Restate each of the lines below word for word and drop every picture.

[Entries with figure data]
* start *

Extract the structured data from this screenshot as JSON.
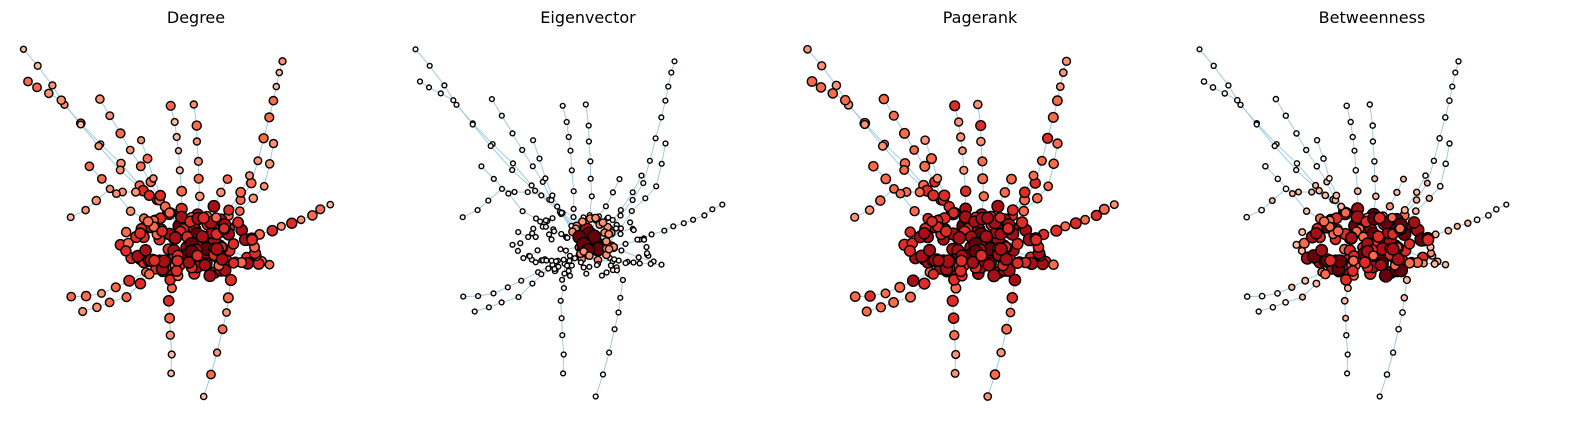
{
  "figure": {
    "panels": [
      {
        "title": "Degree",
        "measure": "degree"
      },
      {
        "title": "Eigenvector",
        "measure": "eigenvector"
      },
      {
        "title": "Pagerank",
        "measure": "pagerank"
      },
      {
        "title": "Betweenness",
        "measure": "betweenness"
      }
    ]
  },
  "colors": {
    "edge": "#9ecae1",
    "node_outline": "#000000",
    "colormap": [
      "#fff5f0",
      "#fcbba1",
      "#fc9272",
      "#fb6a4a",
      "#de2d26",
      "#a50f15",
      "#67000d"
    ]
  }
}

* end *

Response to this task -
Extract the structured data from this screenshot as JSON.
{
  "figure": {
    "panels": [
      {
        "title": "Degree",
        "measure": "degree"
      },
      {
        "title": "Eigenvector",
        "measure": "eigenvector"
      },
      {
        "title": "Pagerank",
        "measure": "pagerank"
      },
      {
        "title": "Betweenness",
        "measure": "betweenness"
      }
    ]
  },
  "colors": {
    "edge": "#9ecae1",
    "node_outline": "#000000",
    "colormap": [
      "#fff5f0",
      "#fcbba1",
      "#fc9272",
      "#fb6a4a",
      "#de2d26",
      "#a50f15",
      "#67000d"
    ]
  }
}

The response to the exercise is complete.